Problem description: Reproduce every entry exactly and leave its pictures out.

________

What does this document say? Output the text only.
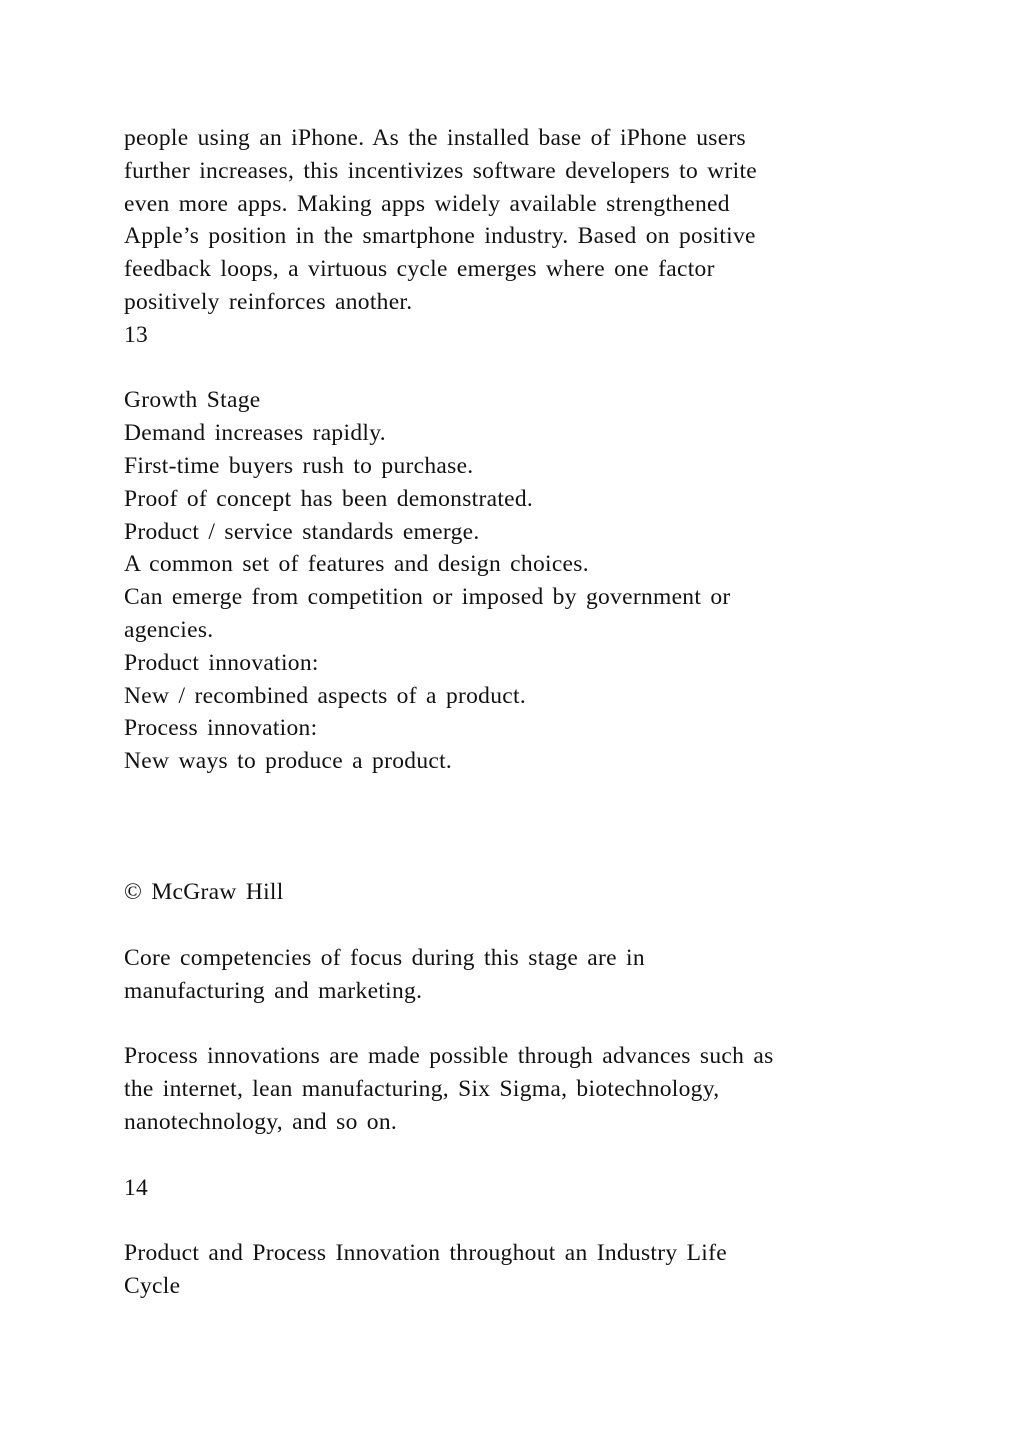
people using an iPhone. As the installed base of iPhone users
further increases, this incentivizes software developers to write
even more apps. Making apps widely available strengthened
Apple’s position in the smartphone industry. Based on positive
feedback loops, a virtuous cycle emerges where one factor
positively reinforces another.
13
Growth Stage
Demand increases rapidly.
First-time buyers rush to purchase.
Proof of concept has been demonstrated.
Product / service standards emerge.
A common set of features and design choices.
Can emerge from competition or imposed by government or
agencies.
Product innovation:
New / recombined aspects of a product.
Process innovation:
New ways to produce a product.
© McGraw Hill
Core competencies of focus during this stage are in
manufacturing and marketing.
Process innovations are made possible through advances such as
the internet, lean manufacturing, Six Sigma, biotechnology,
nanotechnology, and so on.
14
Product and Process Innovation throughout an Industry Life
Cycle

________

Right answer:
What does this document say? Output the text only.
people using an iPhone. As the installed base of iPhone users
further increases, this incentivizes software developers to write
even more apps. Making apps widely available strengthened
Apple’s position in the smartphone industry. Based on positive
feedback loops, a virtuous cycle emerges where one factor
positively reinforces another.
13
Growth Stage
Demand increases rapidly.
First-time buyers rush to purchase.
Proof of concept has been demonstrated.
Product / service standards emerge.
A common set of features and design choices.
Can emerge from competition or imposed by government or
agencies.
Product innovation:
New / recombined aspects of a product.
Process innovation:
New ways to produce a product.
© McGraw Hill
Core competencies of focus during this stage are in
manufacturing and marketing.
Process innovations are made possible through advances such as
the internet, lean manufacturing, Six Sigma, biotechnology,
nanotechnology, and so on.
14
Product and Process Innovation throughout an Industry Life
Cycle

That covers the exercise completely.